Set exercise:
Repeat all of the records verbatim.

Provided data:
========

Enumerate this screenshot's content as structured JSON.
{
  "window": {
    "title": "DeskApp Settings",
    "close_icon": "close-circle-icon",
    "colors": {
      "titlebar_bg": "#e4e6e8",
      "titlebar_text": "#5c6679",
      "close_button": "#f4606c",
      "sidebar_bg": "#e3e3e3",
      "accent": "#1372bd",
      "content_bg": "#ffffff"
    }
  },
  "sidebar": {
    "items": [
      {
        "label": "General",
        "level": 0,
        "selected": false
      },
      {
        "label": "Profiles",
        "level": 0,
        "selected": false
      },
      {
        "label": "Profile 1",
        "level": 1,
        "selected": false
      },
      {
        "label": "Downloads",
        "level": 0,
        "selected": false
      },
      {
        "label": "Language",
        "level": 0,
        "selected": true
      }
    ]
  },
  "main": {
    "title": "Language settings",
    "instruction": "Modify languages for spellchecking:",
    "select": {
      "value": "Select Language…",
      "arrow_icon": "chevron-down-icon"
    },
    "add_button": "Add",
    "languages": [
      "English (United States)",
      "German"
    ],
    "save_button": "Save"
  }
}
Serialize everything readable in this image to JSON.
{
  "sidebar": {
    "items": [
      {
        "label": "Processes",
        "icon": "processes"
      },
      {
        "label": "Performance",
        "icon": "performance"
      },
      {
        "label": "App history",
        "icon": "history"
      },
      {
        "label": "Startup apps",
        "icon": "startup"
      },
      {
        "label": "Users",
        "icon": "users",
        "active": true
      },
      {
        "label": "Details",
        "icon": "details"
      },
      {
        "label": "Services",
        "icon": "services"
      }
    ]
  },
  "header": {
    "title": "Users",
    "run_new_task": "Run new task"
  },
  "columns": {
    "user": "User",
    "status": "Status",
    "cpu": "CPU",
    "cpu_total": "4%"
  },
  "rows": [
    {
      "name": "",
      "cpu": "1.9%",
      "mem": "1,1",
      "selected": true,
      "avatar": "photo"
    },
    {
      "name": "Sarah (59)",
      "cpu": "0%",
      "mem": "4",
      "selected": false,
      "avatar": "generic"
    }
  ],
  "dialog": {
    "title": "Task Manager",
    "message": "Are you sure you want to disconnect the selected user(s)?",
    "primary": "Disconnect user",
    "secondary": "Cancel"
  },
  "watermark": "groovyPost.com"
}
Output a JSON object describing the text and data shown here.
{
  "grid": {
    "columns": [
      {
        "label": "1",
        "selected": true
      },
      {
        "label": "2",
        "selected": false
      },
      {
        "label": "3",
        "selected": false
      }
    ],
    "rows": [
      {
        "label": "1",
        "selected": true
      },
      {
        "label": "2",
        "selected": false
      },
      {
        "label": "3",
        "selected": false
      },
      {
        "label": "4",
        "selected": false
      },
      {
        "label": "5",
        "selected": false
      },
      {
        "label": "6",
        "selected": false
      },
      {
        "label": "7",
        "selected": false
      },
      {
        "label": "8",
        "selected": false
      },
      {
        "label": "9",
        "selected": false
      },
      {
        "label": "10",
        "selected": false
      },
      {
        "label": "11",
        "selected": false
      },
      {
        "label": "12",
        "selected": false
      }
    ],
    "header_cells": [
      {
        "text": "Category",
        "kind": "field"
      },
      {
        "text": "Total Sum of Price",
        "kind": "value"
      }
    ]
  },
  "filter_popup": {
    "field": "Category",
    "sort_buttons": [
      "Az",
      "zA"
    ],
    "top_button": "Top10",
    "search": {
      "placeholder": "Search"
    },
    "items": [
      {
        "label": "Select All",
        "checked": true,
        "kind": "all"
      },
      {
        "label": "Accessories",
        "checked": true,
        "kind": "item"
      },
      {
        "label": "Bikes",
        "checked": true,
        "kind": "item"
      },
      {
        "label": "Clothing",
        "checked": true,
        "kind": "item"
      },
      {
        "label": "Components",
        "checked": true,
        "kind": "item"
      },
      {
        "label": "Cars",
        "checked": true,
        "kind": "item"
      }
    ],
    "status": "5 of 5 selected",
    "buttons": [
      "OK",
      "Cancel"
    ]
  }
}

========

Completed exercise:
Enumerate this screenshot's content as structured JSON.
{
  "window": {
    "title": "DeskApp Settings",
    "close_icon": "close-circle-icon",
    "colors": {
      "titlebar_bg": "#e4e6e8",
      "titlebar_text": "#5c6679",
      "close_button": "#f4606c",
      "sidebar_bg": "#e3e3e3",
      "accent": "#1372bd",
      "content_bg": "#ffffff"
    }
  },
  "sidebar": {
    "items": [
      {
        "label": "General",
        "level": 0,
        "selected": false
      },
      {
        "label": "Profiles",
        "level": 0,
        "selected": false
      },
      {
        "label": "Profile 1",
        "level": 1,
        "selected": false
      },
      {
        "label": "Downloads",
        "level": 0,
        "selected": false
      },
      {
        "label": "Language",
        "level": 0,
        "selected": true
      }
    ]
  },
  "main": {
    "title": "Language settings",
    "instruction": "Modify languages for spellchecking:",
    "select": {
      "value": "Select Language…",
      "arrow_icon": "chevron-down-icon"
    },
    "add_button": "Add",
    "languages": [
      "English (United States)",
      "German"
    ],
    "save_button": "Save"
  }
}
Serialize everything readable in this image to JSON.
{
  "sidebar": {
    "items": [
      {
        "label": "Processes",
        "icon": "processes"
      },
      {
        "label": "Performance",
        "icon": "performance"
      },
      {
        "label": "App history",
        "icon": "history"
      },
      {
        "label": "Startup apps",
        "icon": "startup"
      },
      {
        "label": "Users",
        "icon": "users",
        "active": true
      },
      {
        "label": "Details",
        "icon": "details"
      },
      {
        "label": "Services",
        "icon": "services"
      }
    ]
  },
  "header": {
    "title": "Users",
    "run_new_task": "Run new task"
  },
  "columns": {
    "user": "User",
    "status": "Status",
    "cpu": "CPU",
    "cpu_total": "4%"
  },
  "rows": [
    {
      "name": "",
      "cpu": "1.9%",
      "mem": "1,1",
      "selected": true,
      "avatar": "photo"
    },
    {
      "name": "Sarah (59)",
      "cpu": "0%",
      "mem": "4",
      "selected": false,
      "avatar": "generic"
    }
  ],
  "dialog": {
    "title": "Task Manager",
    "message": "Are you sure you want to disconnect the selected user(s)?",
    "primary": "Disconnect user",
    "secondary": "Cancel"
  },
  "watermark": "groovyPost.com"
}
Output a JSON object describing the text and data shown here.
{
  "grid": {
    "columns": [
      {
        "label": "1",
        "selected": true
      },
      {
        "label": "2",
        "selected": false
      },
      {
        "label": "3",
        "selected": false
      }
    ],
    "rows": [
      {
        "label": "1",
        "selected": true
      },
      {
        "label": "2",
        "selected": false
      },
      {
        "label": "3",
        "selected": false
      },
      {
        "label": "4",
        "selected": false
      },
      {
        "label": "5",
        "selected": false
      },
      {
        "label": "6",
        "selected": false
      },
      {
        "label": "7",
        "selected": false
      },
      {
        "label": "8",
        "selected": false
      },
      {
        "label": "9",
        "selected": false
      },
      {
        "label": "10",
        "selected": false
      },
      {
        "label": "11",
        "selected": false
      },
      {
        "label": "12",
        "selected": false
      }
    ],
    "header_cells": [
      {
        "text": "Category",
        "kind": "field"
      },
      {
        "text": "Total Sum of Price",
        "kind": "value"
      }
    ]
  },
  "filter_popup": {
    "field": "Category",
    "sort_buttons": [
      "Az",
      "zA"
    ],
    "top_button": "Top10",
    "search": {
      "placeholder": "Search"
    },
    "items": [
      {
        "label": "Select All",
        "checked": true,
        "kind": "all"
      },
      {
        "label": "Accessories",
        "checked": true,
        "kind": "item"
      },
      {
        "label": "Bikes",
        "checked": true,
        "kind": "item"
      },
      {
        "label": "Clothing",
        "checked": true,
        "kind": "item"
      },
      {
        "label": "Components",
        "checked": true,
        "kind": "item"
      },
      {
        "label": "Cars",
        "checked": true,
        "kind": "item"
      }
    ],
    "status": "5 of 5 selected",
    "buttons": [
      "OK",
      "Cancel"
    ]
  }
}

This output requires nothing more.